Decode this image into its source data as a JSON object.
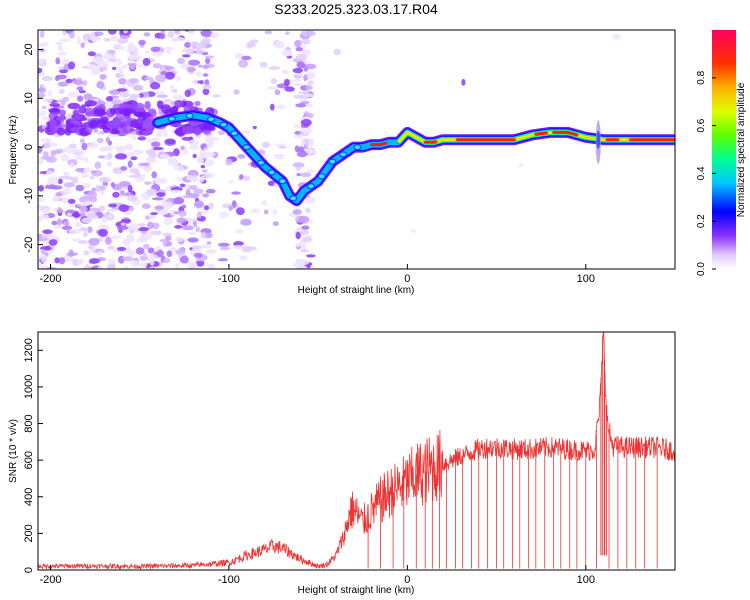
{
  "figure": {
    "title": "S233.2025.323.03.17.R04"
  },
  "chart_data": [
    {
      "type": "heatmap",
      "xlabel": "Height of straight line (km)",
      "ylabel": "Frequency (Hz)",
      "xlim": [
        -207,
        150
      ],
      "ylim": [
        -25,
        24
      ],
      "xticks": [
        -200,
        -100,
        0,
        100
      ],
      "yticks": [
        -20,
        -10,
        0,
        10,
        20
      ],
      "ridge": [
        [
          -140,
          5
        ],
        [
          -130,
          6
        ],
        [
          -120,
          6.5
        ],
        [
          -112,
          6
        ],
        [
          -105,
          5
        ],
        [
          -100,
          4
        ],
        [
          -95,
          2
        ],
        [
          -90,
          0
        ],
        [
          -85,
          -2
        ],
        [
          -80,
          -4
        ],
        [
          -75,
          -5.5
        ],
        [
          -70,
          -7
        ],
        [
          -66,
          -10
        ],
        [
          -62,
          -11
        ],
        [
          -58,
          -9
        ],
        [
          -54,
          -8
        ],
        [
          -50,
          -7
        ],
        [
          -46,
          -5
        ],
        [
          -42,
          -3
        ],
        [
          -38,
          -2
        ],
        [
          -34,
          -1
        ],
        [
          -30,
          0
        ],
        [
          -25,
          0
        ],
        [
          -20,
          0.5
        ],
        [
          -15,
          0.5
        ],
        [
          -10,
          1
        ],
        [
          -5,
          1
        ],
        [
          0,
          3
        ],
        [
          5,
          2
        ],
        [
          10,
          1
        ],
        [
          15,
          1
        ],
        [
          20,
          1.5
        ],
        [
          30,
          1.5
        ],
        [
          40,
          1.5
        ],
        [
          50,
          1.5
        ],
        [
          60,
          1.5
        ],
        [
          70,
          2.5
        ],
        [
          80,
          3
        ],
        [
          90,
          3
        ],
        [
          100,
          2
        ],
        [
          110,
          1.5
        ],
        [
          120,
          1.5
        ],
        [
          130,
          1.5
        ],
        [
          140,
          1.5
        ],
        [
          150,
          1.5
        ]
      ],
      "colorbar": {
        "label": "Normalized spectral amplitude",
        "range": [
          0,
          1
        ],
        "ticks": [
          "0.0",
          "0.2",
          "0.4",
          "0.6",
          "0.8"
        ],
        "tick_values": [
          0.0,
          0.2,
          0.4,
          0.6,
          0.8
        ],
        "colors": [
          "#ffffff",
          "#d8b8ff",
          "#6a00ff",
          "#0000ff",
          "#00c8ff",
          "#00ff80",
          "#c8ff00",
          "#ffc800",
          "#ff2000",
          "#ff0060"
        ]
      }
    },
    {
      "type": "line",
      "xlabel": "Height of straight line (km)",
      "ylabel": "SNR (10 * v/v)",
      "xlim": [
        -207,
        150
      ],
      "ylim": [
        0,
        1300
      ],
      "xticks": [
        -200,
        -100,
        0,
        100
      ],
      "yticks": [
        0,
        200,
        400,
        600,
        800,
        1000,
        1200
      ],
      "color": "#ee3333",
      "series": [
        {
          "x": [
            -207,
            -180,
            -150,
            -120,
            -100,
            -90,
            -80,
            -75,
            -70,
            -65,
            -60,
            -55,
            -50,
            -45,
            -40,
            -35,
            -32,
            -30,
            -25,
            -20,
            -15,
            -10,
            -5,
            0,
            5,
            10,
            15,
            20,
            25,
            30,
            35,
            40,
            45,
            50,
            60,
            70,
            80,
            90,
            100,
            105,
            108,
            110,
            112,
            115,
            120,
            130,
            140,
            150
          ],
          "y": [
            20,
            22,
            20,
            25,
            40,
            80,
            110,
            130,
            120,
            90,
            60,
            40,
            20,
            30,
            80,
            200,
            320,
            330,
            260,
            320,
            380,
            420,
            450,
            480,
            520,
            540,
            560,
            580,
            600,
            620,
            640,
            660,
            670,
            670,
            660,
            660,
            670,
            660,
            650,
            660,
            900,
            1280,
            800,
            680,
            670,
            670,
            670,
            650
          ]
        }
      ],
      "dropouts_x": [
        -22,
        -15,
        -8,
        -2,
        5,
        10,
        14,
        18,
        22,
        27,
        31,
        36,
        40,
        45,
        50,
        54,
        59,
        63,
        68,
        72,
        77,
        82,
        86,
        91,
        95,
        100,
        106,
        113,
        118,
        123,
        128,
        133,
        140
      ]
    }
  ]
}
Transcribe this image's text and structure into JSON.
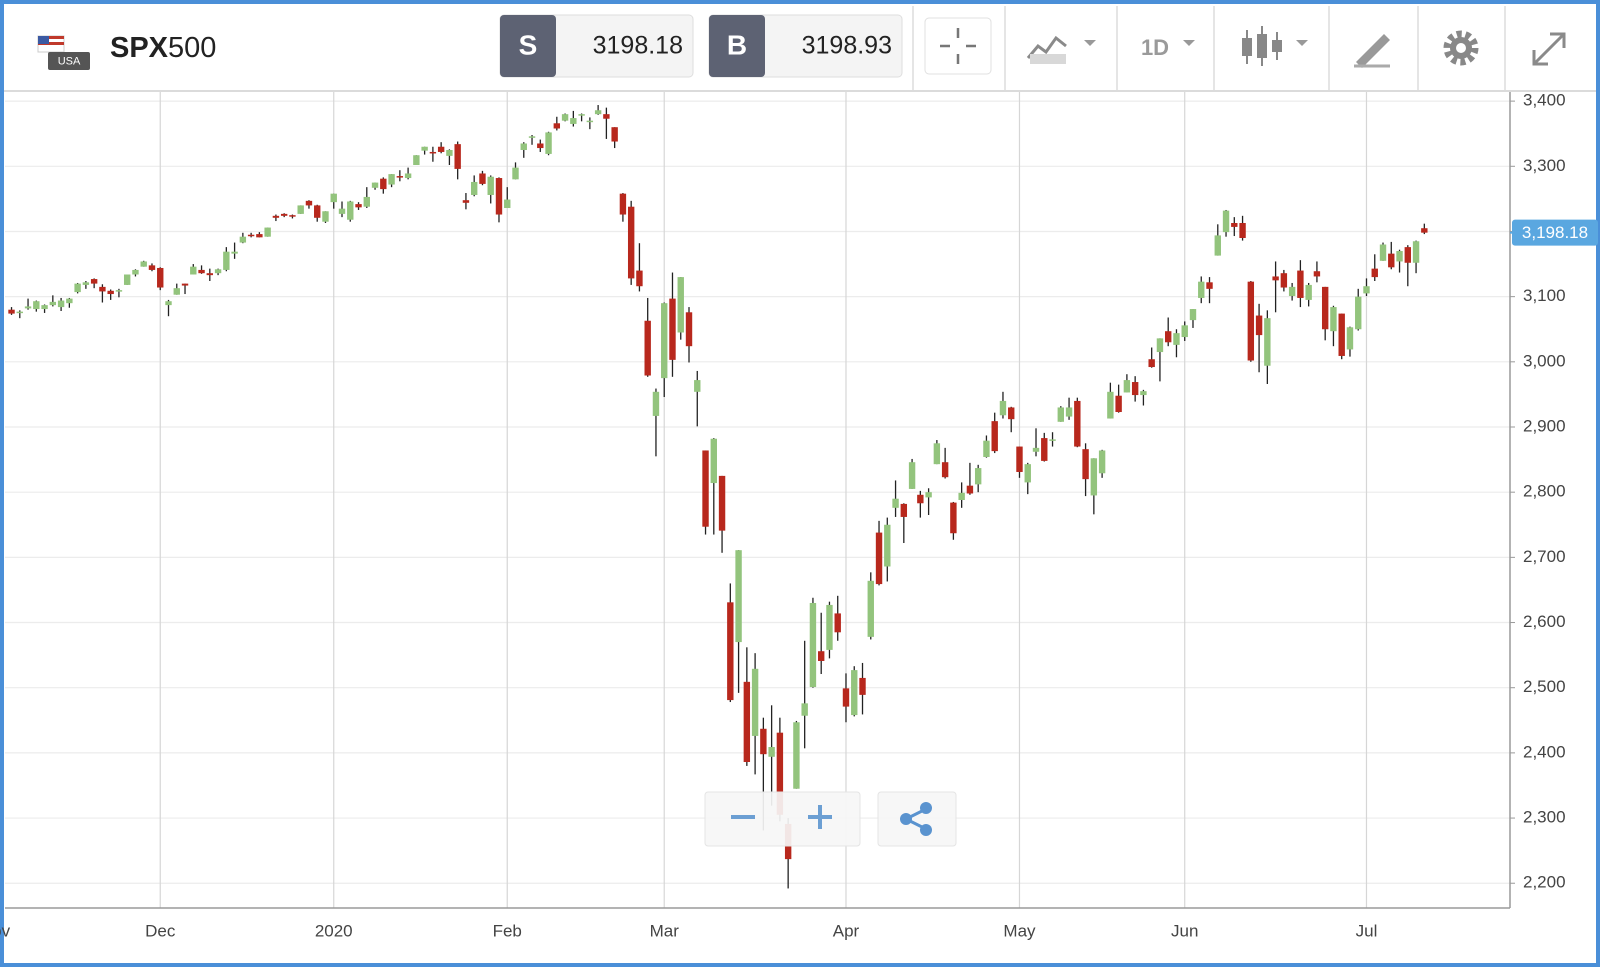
{
  "header": {
    "flag_text": "USA",
    "symbol_main": "SPX",
    "symbol_sub": "500",
    "sell": {
      "label": "S",
      "price": "3198.18"
    },
    "buy": {
      "label": "B",
      "price": "3198.93"
    },
    "timeframe": "1D"
  },
  "chart_data": {
    "type": "candlestick",
    "up_color": "#93c47d",
    "down_color": "#b8281d",
    "ylim": [
      2162,
      3414
    ],
    "yticks": [
      {
        "value": 2200,
        "label": "2,200"
      },
      {
        "value": 2300,
        "label": "2,300"
      },
      {
        "value": 2400,
        "label": "2,400"
      },
      {
        "value": 2500,
        "label": "2,500"
      },
      {
        "value": 2600,
        "label": "2,600"
      },
      {
        "value": 2700,
        "label": "2,700"
      },
      {
        "value": 2800,
        "label": "2,800"
      },
      {
        "value": 2900,
        "label": "2,900"
      },
      {
        "value": 3000,
        "label": "3,000"
      },
      {
        "value": 3100,
        "label": "3,100"
      },
      {
        "value": 3200,
        "label": "3,200"
      },
      {
        "value": 3300,
        "label": "3,300"
      },
      {
        "value": 3400,
        "label": "3,400"
      }
    ],
    "grid": true,
    "last_price": {
      "value": 3198.18,
      "label": "3,198.18"
    },
    "categories": [
      "Nov",
      null,
      null,
      null,
      null,
      null,
      null,
      null,
      null,
      null,
      null,
      null,
      null,
      null,
      null,
      null,
      null,
      null,
      null,
      null,
      "Dec",
      null,
      null,
      null,
      null,
      null,
      null,
      null,
      null,
      null,
      null,
      null,
      null,
      null,
      null,
      null,
      null,
      null,
      null,
      null,
      null,
      "2020",
      null,
      null,
      null,
      null,
      null,
      null,
      null,
      null,
      null,
      null,
      null,
      null,
      null,
      null,
      null,
      null,
      null,
      null,
      null,
      null,
      "Feb",
      null,
      null,
      null,
      null,
      null,
      null,
      null,
      null,
      null,
      null,
      null,
      null,
      null,
      null,
      null,
      null,
      null,
      null,
      "Mar",
      null,
      null,
      null,
      null,
      null,
      null,
      null,
      null,
      null,
      null,
      null,
      null,
      null,
      null,
      null,
      null,
      null,
      null,
      null,
      null,
      null,
      "Apr",
      null,
      null,
      null,
      null,
      null,
      null,
      null,
      null,
      null,
      null,
      null,
      null,
      null,
      null,
      null,
      null,
      null,
      null,
      null,
      null,
      "May",
      null,
      null,
      null,
      null,
      null,
      null,
      null,
      null,
      null,
      null,
      null,
      null,
      null,
      null,
      null,
      null,
      null,
      null,
      null,
      "Jun",
      null,
      null,
      null,
      null,
      null,
      null,
      null,
      null,
      null,
      null,
      null,
      null,
      null,
      null,
      null,
      null,
      null,
      null,
      null,
      null,
      null,
      "Jul",
      null,
      null,
      null,
      null,
      null,
      null,
      null
    ],
    "values": [
      null,
      null,
      [
        3080,
        3084,
        3072,
        3074
      ],
      [
        3075,
        3079,
        3067,
        3077
      ],
      [
        3082,
        3097,
        3080,
        3085
      ],
      [
        3081,
        3094,
        3077,
        3093
      ],
      [
        3081,
        3088,
        3075,
        3087
      ],
      [
        3087,
        3102,
        3085,
        3092
      ],
      [
        3084,
        3098,
        3078,
        3094
      ],
      [
        3090,
        3098,
        3083,
        3097
      ],
      [
        3107,
        3121,
        3105,
        3120
      ],
      [
        3118,
        3124,
        3112,
        3122
      ],
      [
        3127,
        3128,
        3113,
        3120
      ],
      [
        3115,
        3119,
        3091,
        3108
      ],
      [
        3109,
        3111,
        3095,
        3104
      ],
      [
        3108,
        3112,
        3099,
        3110
      ],
      [
        3118,
        3134,
        3118,
        3134
      ],
      [
        3134,
        3142,
        3131,
        3141
      ],
      [
        3146,
        3155,
        3146,
        3154
      ],
      [
        3148,
        3151,
        3139,
        3141
      ],
      [
        3144,
        3145,
        3110,
        3114
      ],
      [
        3087,
        3095,
        3070,
        3093
      ],
      [
        3103,
        3120,
        3103,
        3113
      ],
      [
        3120,
        3120,
        3104,
        3117
      ],
      [
        3134,
        3150,
        3134,
        3146
      ],
      [
        3141,
        3148,
        3135,
        3136
      ],
      [
        3136,
        3143,
        3124,
        3133
      ],
      [
        3136,
        3143,
        3133,
        3142
      ],
      [
        3141,
        3176,
        3139,
        3169
      ],
      [
        3166,
        3183,
        3158,
        3169
      ],
      [
        3183,
        3198,
        3182,
        3192
      ],
      [
        3195,
        3198,
        3191,
        3193
      ],
      [
        3196,
        3199,
        3191,
        3191
      ],
      [
        3192,
        3206,
        3192,
        3206
      ],
      [
        3224,
        3226,
        3216,
        3221
      ],
      [
        3227,
        3228,
        3222,
        3224
      ],
      [
        3225,
        3226,
        3220,
        3223
      ],
      [
        3227,
        3240,
        3227,
        3240
      ],
      [
        3247,
        3248,
        3235,
        3240
      ],
      [
        3240,
        3241,
        3215,
        3221
      ],
      [
        3215,
        3231,
        3213,
        3231
      ],
      [
        3245,
        3258,
        3235,
        3258
      ],
      [
        3227,
        3246,
        3222,
        3235
      ],
      [
        3218,
        3247,
        3215,
        3246
      ],
      [
        3242,
        3245,
        3233,
        3237
      ],
      [
        3238,
        3268,
        3236,
        3253
      ],
      [
        3267,
        3275,
        3264,
        3275
      ],
      [
        3281,
        3283,
        3258,
        3265
      ],
      [
        3272,
        3288,
        3268,
        3288
      ],
      [
        3285,
        3294,
        3277,
        3283
      ],
      [
        3282,
        3298,
        3280,
        3289
      ],
      [
        3302,
        3317,
        3302,
        3317
      ],
      [
        3324,
        3330,
        3318,
        3330
      ],
      [
        3322,
        3330,
        3307,
        3321
      ],
      [
        3330,
        3337,
        3320,
        3322
      ],
      [
        3316,
        3326,
        3302,
        3325
      ],
      [
        3334,
        3338,
        3280,
        3296
      ],
      [
        3248,
        3259,
        3234,
        3244
      ],
      [
        3256,
        3286,
        3254,
        3276
      ],
      [
        3289,
        3293,
        3271,
        3273
      ],
      [
        3256,
        3286,
        3243,
        3284
      ],
      [
        3282,
        3283,
        3214,
        3226
      ],
      [
        3236,
        3268,
        3236,
        3249
      ],
      [
        3280,
        3306,
        3280,
        3298
      ],
      [
        3325,
        3337,
        3313,
        3335
      ],
      [
        3344,
        3348,
        3333,
        3346
      ],
      [
        3335,
        3341,
        3322,
        3328
      ],
      [
        3319,
        3353,
        3317,
        3352
      ],
      [
        3366,
        3376,
        3355,
        3358
      ],
      [
        3370,
        3381,
        3369,
        3380
      ],
      [
        3365,
        3385,
        3361,
        3374
      ],
      [
        3378,
        3381,
        3369,
        3380
      ],
      [
        3370,
        3375,
        3357,
        3370
      ],
      [
        3380,
        3394,
        3379,
        3386
      ],
      [
        3380,
        3390,
        3342,
        3373
      ],
      [
        3360,
        3360,
        3328,
        3338
      ],
      [
        3258,
        3259,
        3215,
        3226
      ],
      [
        3238,
        3247,
        3118,
        3128
      ],
      [
        3140,
        3182,
        3108,
        3116
      ],
      [
        3063,
        3098,
        2977,
        2979
      ],
      [
        2917,
        2959,
        2855,
        2954
      ],
      [
        2975,
        3091,
        2946,
        3090
      ],
      [
        3097,
        3137,
        2977,
        3003
      ],
      [
        3045,
        3130,
        3034,
        3130
      ],
      [
        3076,
        3084,
        2999,
        3024
      ],
      [
        2954,
        2986,
        2901,
        2972
      ],
      [
        2864,
        2864,
        2735,
        2747
      ],
      [
        2814,
        2883,
        2735,
        2882
      ],
      [
        2825,
        2825,
        2707,
        2741
      ],
      [
        2631,
        2660,
        2478,
        2481
      ],
      [
        2570,
        2711,
        2492,
        2711
      ],
      [
        2509,
        2562,
        2380,
        2386
      ],
      [
        2426,
        2553,
        2367,
        2529
      ],
      [
        2437,
        2454,
        2281,
        2398
      ],
      [
        2394,
        2473,
        2319,
        2409
      ],
      [
        2431,
        2454,
        2295,
        2305
      ],
      [
        2291,
        2300,
        2192,
        2237
      ],
      [
        2345,
        2449,
        2345,
        2447
      ],
      [
        2457,
        2572,
        2407,
        2476
      ],
      [
        2501,
        2638,
        2500,
        2630
      ],
      [
        2556,
        2615,
        2521,
        2541
      ],
      [
        2558,
        2632,
        2545,
        2627
      ],
      [
        2614,
        2641,
        2572,
        2585
      ],
      [
        2499,
        2522,
        2447,
        2471
      ],
      [
        2458,
        2533,
        2456,
        2527
      ],
      [
        2515,
        2538,
        2459,
        2489
      ],
      [
        2578,
        2677,
        2574,
        2664
      ],
      [
        2738,
        2756,
        2657,
        2659
      ],
      [
        2686,
        2761,
        2663,
        2750
      ],
      [
        2776,
        2818,
        2762,
        2790
      ],
      [
        2782,
        2783,
        2722,
        2762
      ],
      [
        2805,
        2851,
        2805,
        2846
      ],
      [
        2796,
        2802,
        2761,
        2783
      ],
      [
        2792,
        2806,
        2765,
        2800
      ],
      [
        2843,
        2880,
        2843,
        2875
      ],
      [
        2846,
        2868,
        2821,
        2823
      ],
      [
        2784,
        2785,
        2727,
        2737
      ],
      [
        2788,
        2815,
        2776,
        2799
      ],
      [
        2810,
        2845,
        2796,
        2798
      ],
      [
        2812,
        2842,
        2800,
        2837
      ],
      [
        2854,
        2887,
        2853,
        2879
      ],
      [
        2909,
        2922,
        2860,
        2863
      ],
      [
        2918,
        2954,
        2913,
        2940
      ],
      [
        2930,
        2931,
        2892,
        2912
      ],
      [
        2870,
        2870,
        2822,
        2831
      ],
      [
        2815,
        2845,
        2797,
        2843
      ],
      [
        2862,
        2898,
        2855,
        2868
      ],
      [
        2883,
        2891,
        2847,
        2848
      ],
      [
        2879,
        2892,
        2870,
        2881
      ],
      [
        2908,
        2932,
        2908,
        2930
      ],
      [
        2916,
        2945,
        2911,
        2930
      ],
      [
        2940,
        2945,
        2869,
        2870
      ],
      [
        2866,
        2875,
        2794,
        2820
      ],
      [
        2795,
        2852,
        2766,
        2852
      ],
      [
        2829,
        2865,
        2822,
        2864
      ],
      [
        2913,
        2968,
        2913,
        2954
      ],
      [
        2948,
        2965,
        2922,
        2923
      ],
      [
        2953,
        2981,
        2953,
        2972
      ],
      [
        2969,
        2978,
        2939,
        2949
      ],
      [
        2949,
        2957,
        2933,
        2955
      ],
      [
        3004,
        3022,
        2991,
        2992
      ],
      [
        3015,
        3036,
        2970,
        3036
      ],
      [
        3047,
        3068,
        3024,
        3030
      ],
      [
        3026,
        3050,
        3007,
        3044
      ],
      [
        3038,
        3062,
        3032,
        3056
      ],
      [
        3064,
        3081,
        3052,
        3081
      ],
      [
        3098,
        3131,
        3090,
        3123
      ],
      [
        3122,
        3130,
        3090,
        3112
      ],
      [
        3163,
        3211,
        3163,
        3194
      ],
      [
        3199,
        3233,
        3192,
        3232
      ],
      [
        3213,
        3222,
        3193,
        3207
      ],
      [
        3213,
        3224,
        3186,
        3190
      ],
      [
        3123,
        3124,
        3000,
        3002
      ],
      [
        3071,
        3089,
        2984,
        3041
      ],
      [
        2994,
        3079,
        2966,
        3067
      ],
      [
        3131,
        3154,
        3076,
        3125
      ],
      [
        3136,
        3141,
        3108,
        3114
      ],
      [
        3101,
        3121,
        3094,
        3115
      ],
      [
        3140,
        3156,
        3084,
        3098
      ],
      [
        3095,
        3121,
        3085,
        3118
      ],
      [
        3139,
        3154,
        3122,
        3131
      ],
      [
        3115,
        3115,
        3033,
        3050
      ],
      [
        3047,
        3086,
        3024,
        3084
      ],
      [
        3074,
        3074,
        3004,
        3009
      ],
      [
        3019,
        3054,
        3008,
        3053
      ],
      [
        3050,
        3112,
        3048,
        3100
      ],
      [
        3105,
        3128,
        3101,
        3116
      ],
      [
        3143,
        3165,
        3124,
        3130
      ],
      [
        3155,
        3183,
        3155,
        3180
      ],
      [
        3166,
        3184,
        3142,
        3145
      ],
      [
        3154,
        3172,
        3137,
        3170
      ],
      [
        3176,
        3179,
        3116,
        3152
      ],
      [
        3152,
        3186,
        3136,
        3185
      ],
      [
        3205,
        3212,
        3196,
        3198.18
      ]
    ]
  }
}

| Task details |
Pick out every line of the listing containing the word "JSON", and show those lines.

| Written solution |
Decode this image into its source data as a JSON object.
Transcribe this image's text and structure into JSON.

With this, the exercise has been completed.